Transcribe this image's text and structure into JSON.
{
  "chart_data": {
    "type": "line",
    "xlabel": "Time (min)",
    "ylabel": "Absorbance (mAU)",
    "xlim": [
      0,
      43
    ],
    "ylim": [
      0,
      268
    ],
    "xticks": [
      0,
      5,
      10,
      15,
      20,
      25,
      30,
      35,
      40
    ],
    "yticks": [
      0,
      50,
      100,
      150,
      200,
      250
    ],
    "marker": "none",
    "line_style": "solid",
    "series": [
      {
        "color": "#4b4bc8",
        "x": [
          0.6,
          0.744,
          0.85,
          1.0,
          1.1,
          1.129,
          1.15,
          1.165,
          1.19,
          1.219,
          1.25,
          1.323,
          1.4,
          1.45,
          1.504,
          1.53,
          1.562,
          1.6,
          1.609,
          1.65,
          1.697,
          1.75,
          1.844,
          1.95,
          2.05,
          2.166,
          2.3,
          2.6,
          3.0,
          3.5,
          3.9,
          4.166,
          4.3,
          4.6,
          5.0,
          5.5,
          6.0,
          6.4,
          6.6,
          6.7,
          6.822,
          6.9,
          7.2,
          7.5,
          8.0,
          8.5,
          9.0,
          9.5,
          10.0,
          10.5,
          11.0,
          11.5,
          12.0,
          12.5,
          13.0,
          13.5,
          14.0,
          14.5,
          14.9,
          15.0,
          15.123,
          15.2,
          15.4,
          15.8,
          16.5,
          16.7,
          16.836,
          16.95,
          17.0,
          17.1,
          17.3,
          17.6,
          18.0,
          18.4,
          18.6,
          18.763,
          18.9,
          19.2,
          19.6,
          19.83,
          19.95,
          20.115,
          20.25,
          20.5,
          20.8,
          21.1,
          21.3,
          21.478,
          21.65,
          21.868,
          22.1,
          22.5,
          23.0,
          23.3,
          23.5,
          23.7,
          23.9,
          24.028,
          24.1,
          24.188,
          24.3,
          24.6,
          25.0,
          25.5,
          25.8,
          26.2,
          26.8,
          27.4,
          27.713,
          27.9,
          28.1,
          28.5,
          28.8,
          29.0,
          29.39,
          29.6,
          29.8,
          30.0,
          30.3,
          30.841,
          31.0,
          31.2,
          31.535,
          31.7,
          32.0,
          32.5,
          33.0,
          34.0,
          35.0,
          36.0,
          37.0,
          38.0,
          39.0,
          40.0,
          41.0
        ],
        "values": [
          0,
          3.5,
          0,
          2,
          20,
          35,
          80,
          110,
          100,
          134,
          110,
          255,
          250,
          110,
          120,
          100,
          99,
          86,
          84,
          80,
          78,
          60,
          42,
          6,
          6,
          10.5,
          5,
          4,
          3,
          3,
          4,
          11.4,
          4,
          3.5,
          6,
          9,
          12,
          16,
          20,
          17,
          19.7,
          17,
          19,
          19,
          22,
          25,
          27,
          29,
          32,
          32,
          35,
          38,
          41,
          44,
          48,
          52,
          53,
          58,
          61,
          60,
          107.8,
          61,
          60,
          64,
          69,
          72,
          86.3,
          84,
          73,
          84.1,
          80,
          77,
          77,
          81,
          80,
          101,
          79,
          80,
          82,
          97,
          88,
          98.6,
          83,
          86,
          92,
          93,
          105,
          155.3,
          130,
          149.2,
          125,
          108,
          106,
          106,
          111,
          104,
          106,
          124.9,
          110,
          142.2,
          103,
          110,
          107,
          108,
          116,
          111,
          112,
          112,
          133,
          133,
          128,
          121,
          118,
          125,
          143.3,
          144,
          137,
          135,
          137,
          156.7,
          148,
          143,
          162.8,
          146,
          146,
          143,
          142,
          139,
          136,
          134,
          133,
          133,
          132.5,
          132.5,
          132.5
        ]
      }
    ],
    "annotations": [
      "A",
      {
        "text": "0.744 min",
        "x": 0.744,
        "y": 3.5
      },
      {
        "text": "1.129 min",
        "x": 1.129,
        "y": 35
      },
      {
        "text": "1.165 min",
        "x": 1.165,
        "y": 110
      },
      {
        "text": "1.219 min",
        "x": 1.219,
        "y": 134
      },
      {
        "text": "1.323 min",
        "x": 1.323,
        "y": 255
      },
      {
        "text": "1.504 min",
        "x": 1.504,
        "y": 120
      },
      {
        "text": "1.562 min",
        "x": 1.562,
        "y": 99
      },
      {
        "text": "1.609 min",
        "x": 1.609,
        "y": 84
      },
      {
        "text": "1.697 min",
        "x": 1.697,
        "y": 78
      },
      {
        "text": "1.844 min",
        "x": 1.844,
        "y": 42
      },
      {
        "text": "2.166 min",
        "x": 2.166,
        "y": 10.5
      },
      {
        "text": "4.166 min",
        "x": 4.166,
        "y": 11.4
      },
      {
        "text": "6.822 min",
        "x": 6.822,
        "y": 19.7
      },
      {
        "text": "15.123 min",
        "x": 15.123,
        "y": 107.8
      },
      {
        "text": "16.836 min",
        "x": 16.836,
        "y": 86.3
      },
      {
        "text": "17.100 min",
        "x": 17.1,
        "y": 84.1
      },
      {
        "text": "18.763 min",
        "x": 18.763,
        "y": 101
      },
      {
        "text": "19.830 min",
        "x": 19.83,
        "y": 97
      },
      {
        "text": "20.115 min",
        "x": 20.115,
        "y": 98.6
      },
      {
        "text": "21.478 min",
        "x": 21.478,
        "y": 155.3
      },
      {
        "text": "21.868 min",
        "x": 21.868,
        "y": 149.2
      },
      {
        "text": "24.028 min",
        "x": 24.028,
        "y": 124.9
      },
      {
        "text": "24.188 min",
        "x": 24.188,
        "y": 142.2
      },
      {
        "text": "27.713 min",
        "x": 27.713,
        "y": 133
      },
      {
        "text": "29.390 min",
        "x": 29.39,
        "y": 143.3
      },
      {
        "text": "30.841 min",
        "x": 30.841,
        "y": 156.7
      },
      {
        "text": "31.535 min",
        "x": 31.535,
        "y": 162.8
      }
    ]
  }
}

▶ BRIEF
Your task is to extract all of the records exactly.

▶ IN RESPONSE
Transcribe this image's text and structure into JSON.
{
  "chart_data": {
    "type": "line",
    "xlabel": "Time (min)",
    "ylabel": "Absorbance (mAU)",
    "xlim": [
      0,
      43
    ],
    "ylim": [
      0,
      268
    ],
    "xticks": [
      0,
      5,
      10,
      15,
      20,
      25,
      30,
      35,
      40
    ],
    "yticks": [
      0,
      50,
      100,
      150,
      200,
      250
    ],
    "marker": "none",
    "line_style": "solid",
    "series": [
      {
        "color": "#4b4bc8",
        "x": [
          0.6,
          0.744,
          0.85,
          1.0,
          1.1,
          1.129,
          1.15,
          1.165,
          1.19,
          1.219,
          1.25,
          1.323,
          1.4,
          1.45,
          1.504,
          1.53,
          1.562,
          1.6,
          1.609,
          1.65,
          1.697,
          1.75,
          1.844,
          1.95,
          2.05,
          2.166,
          2.3,
          2.6,
          3.0,
          3.5,
          3.9,
          4.166,
          4.3,
          4.6,
          5.0,
          5.5,
          6.0,
          6.4,
          6.6,
          6.7,
          6.822,
          6.9,
          7.2,
          7.5,
          8.0,
          8.5,
          9.0,
          9.5,
          10.0,
          10.5,
          11.0,
          11.5,
          12.0,
          12.5,
          13.0,
          13.5,
          14.0,
          14.5,
          14.9,
          15.0,
          15.123,
          15.2,
          15.4,
          15.8,
          16.5,
          16.7,
          16.836,
          16.95,
          17.0,
          17.1,
          17.3,
          17.6,
          18.0,
          18.4,
          18.6,
          18.763,
          18.9,
          19.2,
          19.6,
          19.83,
          19.95,
          20.115,
          20.25,
          20.5,
          20.8,
          21.1,
          21.3,
          21.478,
          21.65,
          21.868,
          22.1,
          22.5,
          23.0,
          23.3,
          23.5,
          23.7,
          23.9,
          24.028,
          24.1,
          24.188,
          24.3,
          24.6,
          25.0,
          25.5,
          25.8,
          26.2,
          26.8,
          27.4,
          27.713,
          27.9,
          28.1,
          28.5,
          28.8,
          29.0,
          29.39,
          29.6,
          29.8,
          30.0,
          30.3,
          30.841,
          31.0,
          31.2,
          31.535,
          31.7,
          32.0,
          32.5,
          33.0,
          34.0,
          35.0,
          36.0,
          37.0,
          38.0,
          39.0,
          40.0,
          41.0
        ],
        "values": [
          0,
          3.5,
          0,
          2,
          20,
          35,
          80,
          110,
          100,
          134,
          110,
          255,
          250,
          110,
          120,
          100,
          99,
          86,
          84,
          80,
          78,
          60,
          42,
          6,
          6,
          10.5,
          5,
          4,
          3,
          3,
          4,
          11.4,
          4,
          3.5,
          6,
          9,
          12,
          16,
          20,
          17,
          19.7,
          17,
          19,
          19,
          22,
          25,
          27,
          29,
          32,
          32,
          35,
          38,
          41,
          44,
          48,
          52,
          53,
          58,
          61,
          60,
          107.8,
          61,
          60,
          64,
          69,
          72,
          86.3,
          84,
          73,
          84.1,
          80,
          77,
          77,
          81,
          80,
          101,
          79,
          80,
          82,
          97,
          88,
          98.6,
          83,
          86,
          92,
          93,
          105,
          155.3,
          130,
          149.2,
          125,
          108,
          106,
          106,
          111,
          104,
          106,
          124.9,
          110,
          142.2,
          103,
          110,
          107,
          108,
          116,
          111,
          112,
          112,
          133,
          133,
          128,
          121,
          118,
          125,
          143.3,
          144,
          137,
          135,
          137,
          156.7,
          148,
          143,
          162.8,
          146,
          146,
          143,
          142,
          139,
          136,
          134,
          133,
          133,
          132.5,
          132.5,
          132.5
        ]
      }
    ],
    "annotations": [
      "A",
      {
        "text": "0.744 min",
        "x": 0.744,
        "y": 3.5
      },
      {
        "text": "1.129 min",
        "x": 1.129,
        "y": 35
      },
      {
        "text": "1.165 min",
        "x": 1.165,
        "y": 110
      },
      {
        "text": "1.219 min",
        "x": 1.219,
        "y": 134
      },
      {
        "text": "1.323 min",
        "x": 1.323,
        "y": 255
      },
      {
        "text": "1.504 min",
        "x": 1.504,
        "y": 120
      },
      {
        "text": "1.562 min",
        "x": 1.562,
        "y": 99
      },
      {
        "text": "1.609 min",
        "x": 1.609,
        "y": 84
      },
      {
        "text": "1.697 min",
        "x": 1.697,
        "y": 78
      },
      {
        "text": "1.844 min",
        "x": 1.844,
        "y": 42
      },
      {
        "text": "2.166 min",
        "x": 2.166,
        "y": 10.5
      },
      {
        "text": "4.166 min",
        "x": 4.166,
        "y": 11.4
      },
      {
        "text": "6.822 min",
        "x": 6.822,
        "y": 19.7
      },
      {
        "text": "15.123 min",
        "x": 15.123,
        "y": 107.8
      },
      {
        "text": "16.836 min",
        "x": 16.836,
        "y": 86.3
      },
      {
        "text": "17.100 min",
        "x": 17.1,
        "y": 84.1
      },
      {
        "text": "18.763 min",
        "x": 18.763,
        "y": 101
      },
      {
        "text": "19.830 min",
        "x": 19.83,
        "y": 97
      },
      {
        "text": "20.115 min",
        "x": 20.115,
        "y": 98.6
      },
      {
        "text": "21.478 min",
        "x": 21.478,
        "y": 155.3
      },
      {
        "text": "21.868 min",
        "x": 21.868,
        "y": 149.2
      },
      {
        "text": "24.028 min",
        "x": 24.028,
        "y": 124.9
      },
      {
        "text": "24.188 min",
        "x": 24.188,
        "y": 142.2
      },
      {
        "text": "27.713 min",
        "x": 27.713,
        "y": 133
      },
      {
        "text": "29.390 min",
        "x": 29.39,
        "y": 143.3
      },
      {
        "text": "30.841 min",
        "x": 30.841,
        "y": 156.7
      },
      {
        "text": "31.535 min",
        "x": 31.535,
        "y": 162.8
      }
    ]
  }
}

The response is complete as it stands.